— Your instructions —
Leave every picture out and write out the records below exactly.

========================

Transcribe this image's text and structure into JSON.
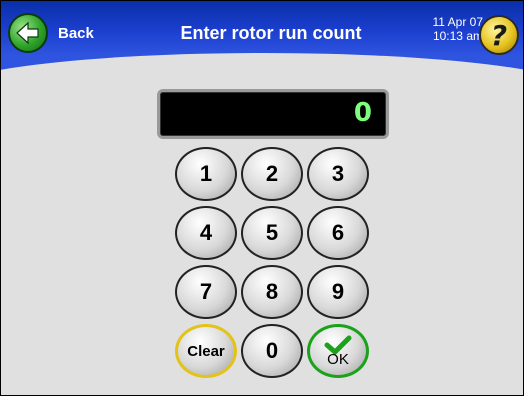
{
  "header": {
    "back_label": "Back",
    "title": "Enter rotor run count",
    "date": "11 Apr 07",
    "time": "10:13 am",
    "help_glyph": "?"
  },
  "display": {
    "value": "0"
  },
  "keypad": {
    "keys": [
      "1",
      "2",
      "3",
      "4",
      "5",
      "6",
      "7",
      "8",
      "9"
    ],
    "clear_label": "Clear",
    "zero_label": "0",
    "ok_label": "OK"
  },
  "icons": {
    "back": "left-arrow-icon",
    "help": "question-mark-icon",
    "ok": "checkmark-icon"
  },
  "colors": {
    "header_blue": "#1c3fcf",
    "display_digits": "#7dff7d",
    "clear_ring": "#e3c21a",
    "ok_ring": "#1aa31a",
    "back_green": "#2ea32a",
    "help_yellow": "#e6c21e"
  }
}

========================

— Completed task —
Transcribe this image's text and structure into JSON.
{
  "header": {
    "back_label": "Back",
    "title": "Enter rotor run count",
    "date": "11 Apr 07",
    "time": "10:13 am",
    "help_glyph": "?"
  },
  "display": {
    "value": "0"
  },
  "keypad": {
    "keys": [
      "1",
      "2",
      "3",
      "4",
      "5",
      "6",
      "7",
      "8",
      "9"
    ],
    "clear_label": "Clear",
    "zero_label": "0",
    "ok_label": "OK"
  },
  "icons": {
    "back": "left-arrow-icon",
    "help": "question-mark-icon",
    "ok": "checkmark-icon"
  },
  "colors": {
    "header_blue": "#1c3fcf",
    "display_digits": "#7dff7d",
    "clear_ring": "#e3c21a",
    "ok_ring": "#1aa31a",
    "back_green": "#2ea32a",
    "help_yellow": "#e6c21e"
  }
}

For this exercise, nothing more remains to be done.